» Written exercise
From the entries below, extract every line that includes the word "procedures".

» Data entries
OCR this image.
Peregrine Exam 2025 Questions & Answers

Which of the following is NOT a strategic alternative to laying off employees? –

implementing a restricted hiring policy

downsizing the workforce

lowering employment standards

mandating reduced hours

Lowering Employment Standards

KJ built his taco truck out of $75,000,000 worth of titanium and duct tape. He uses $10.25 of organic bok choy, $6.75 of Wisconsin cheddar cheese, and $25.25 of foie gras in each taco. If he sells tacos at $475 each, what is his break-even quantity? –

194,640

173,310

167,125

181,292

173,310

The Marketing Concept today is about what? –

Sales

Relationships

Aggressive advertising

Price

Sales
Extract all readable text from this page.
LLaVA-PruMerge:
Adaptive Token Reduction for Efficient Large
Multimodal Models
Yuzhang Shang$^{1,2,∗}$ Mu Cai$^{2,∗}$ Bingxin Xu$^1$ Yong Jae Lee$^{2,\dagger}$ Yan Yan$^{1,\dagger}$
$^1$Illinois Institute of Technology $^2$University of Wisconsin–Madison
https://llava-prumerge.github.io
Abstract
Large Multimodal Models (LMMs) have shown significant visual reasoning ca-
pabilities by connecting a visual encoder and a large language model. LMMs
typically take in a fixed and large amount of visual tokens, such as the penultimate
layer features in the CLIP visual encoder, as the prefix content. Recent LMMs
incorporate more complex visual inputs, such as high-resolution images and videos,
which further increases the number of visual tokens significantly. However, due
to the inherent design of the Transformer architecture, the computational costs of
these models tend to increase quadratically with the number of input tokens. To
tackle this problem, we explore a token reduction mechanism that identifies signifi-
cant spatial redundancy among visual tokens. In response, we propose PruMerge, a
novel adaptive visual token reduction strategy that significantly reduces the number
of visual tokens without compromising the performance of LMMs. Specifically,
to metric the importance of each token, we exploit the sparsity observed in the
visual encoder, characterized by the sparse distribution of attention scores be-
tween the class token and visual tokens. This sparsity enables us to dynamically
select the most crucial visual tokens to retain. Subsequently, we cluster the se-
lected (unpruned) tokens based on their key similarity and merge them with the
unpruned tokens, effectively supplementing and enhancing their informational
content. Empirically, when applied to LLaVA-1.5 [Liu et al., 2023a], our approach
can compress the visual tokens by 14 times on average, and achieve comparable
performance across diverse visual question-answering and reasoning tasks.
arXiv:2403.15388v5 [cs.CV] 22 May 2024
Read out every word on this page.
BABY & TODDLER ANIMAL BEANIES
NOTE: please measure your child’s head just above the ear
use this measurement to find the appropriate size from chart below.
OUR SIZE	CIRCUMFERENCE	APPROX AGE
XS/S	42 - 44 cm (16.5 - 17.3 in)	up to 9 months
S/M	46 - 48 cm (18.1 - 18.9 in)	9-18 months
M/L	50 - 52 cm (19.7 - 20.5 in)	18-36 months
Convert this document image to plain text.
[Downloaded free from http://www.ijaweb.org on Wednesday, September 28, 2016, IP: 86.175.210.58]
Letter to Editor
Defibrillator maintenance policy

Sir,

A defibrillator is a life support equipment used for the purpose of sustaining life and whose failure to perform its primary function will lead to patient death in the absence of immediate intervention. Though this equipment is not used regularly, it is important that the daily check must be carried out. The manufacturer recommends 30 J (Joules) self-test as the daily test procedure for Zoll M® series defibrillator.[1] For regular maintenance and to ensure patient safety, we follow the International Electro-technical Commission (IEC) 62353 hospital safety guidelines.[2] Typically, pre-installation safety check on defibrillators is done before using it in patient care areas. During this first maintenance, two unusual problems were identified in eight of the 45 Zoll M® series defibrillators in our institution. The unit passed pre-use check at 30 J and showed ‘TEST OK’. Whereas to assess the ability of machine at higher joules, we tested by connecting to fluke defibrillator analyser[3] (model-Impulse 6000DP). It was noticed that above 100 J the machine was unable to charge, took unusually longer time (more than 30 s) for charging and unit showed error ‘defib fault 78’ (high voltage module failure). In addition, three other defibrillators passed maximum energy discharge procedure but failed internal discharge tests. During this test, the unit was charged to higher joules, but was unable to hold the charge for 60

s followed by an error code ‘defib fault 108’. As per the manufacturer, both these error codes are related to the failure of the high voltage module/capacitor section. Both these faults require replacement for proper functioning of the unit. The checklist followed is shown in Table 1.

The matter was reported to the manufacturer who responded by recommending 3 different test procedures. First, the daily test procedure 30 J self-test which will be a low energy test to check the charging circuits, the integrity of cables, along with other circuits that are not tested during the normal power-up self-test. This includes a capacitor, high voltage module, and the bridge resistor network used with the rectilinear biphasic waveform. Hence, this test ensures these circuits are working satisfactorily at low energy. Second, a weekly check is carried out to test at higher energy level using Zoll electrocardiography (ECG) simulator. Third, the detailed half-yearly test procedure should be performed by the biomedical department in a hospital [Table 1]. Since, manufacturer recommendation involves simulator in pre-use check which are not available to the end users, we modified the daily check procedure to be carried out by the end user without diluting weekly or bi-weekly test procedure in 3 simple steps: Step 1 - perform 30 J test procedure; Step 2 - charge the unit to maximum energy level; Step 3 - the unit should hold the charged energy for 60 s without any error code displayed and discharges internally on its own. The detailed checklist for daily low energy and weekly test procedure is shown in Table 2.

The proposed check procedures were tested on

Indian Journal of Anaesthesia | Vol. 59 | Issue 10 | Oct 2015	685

» Solution for this task
The matter was reported to the manufacturer who responded by recommending 3 different test procedures. First, the daily test procedure 30 J self-test which will be a low energy test to check the charging circuits, the integrity of cables, along with other circuits that are not tested during the normal power-up self-test. This includes a capacitor, high voltage module, and the bridge resistor network used with the rectilinear biphasic waveform. Hence, this test ensures these circuits are working satisfactorily at low energy. Second, a weekly check is carried out to test at higher energy level using Zoll electrocardiography (ECG) simulator. Third, the detailed half-yearly test procedure should be performed by the biomedical department in a hospital [Table 1]. Since, manufacturer recommendation involves simulator in pre-use check which are not available to the end users, we modified the daily check procedure to be carried out by the end user without diluting weekly or bi-weekly test procedure in 3 simple steps: Step 1 - perform 30 J test procedure; Step 2 - charge the unit to maximum energy level; Step 3 - the unit should hold the charged energy for 60 s without any error code displayed and discharges internally on its own. The detailed checklist for daily low energy and weekly test procedure is shown in Table 2.
The proposed check procedures were tested on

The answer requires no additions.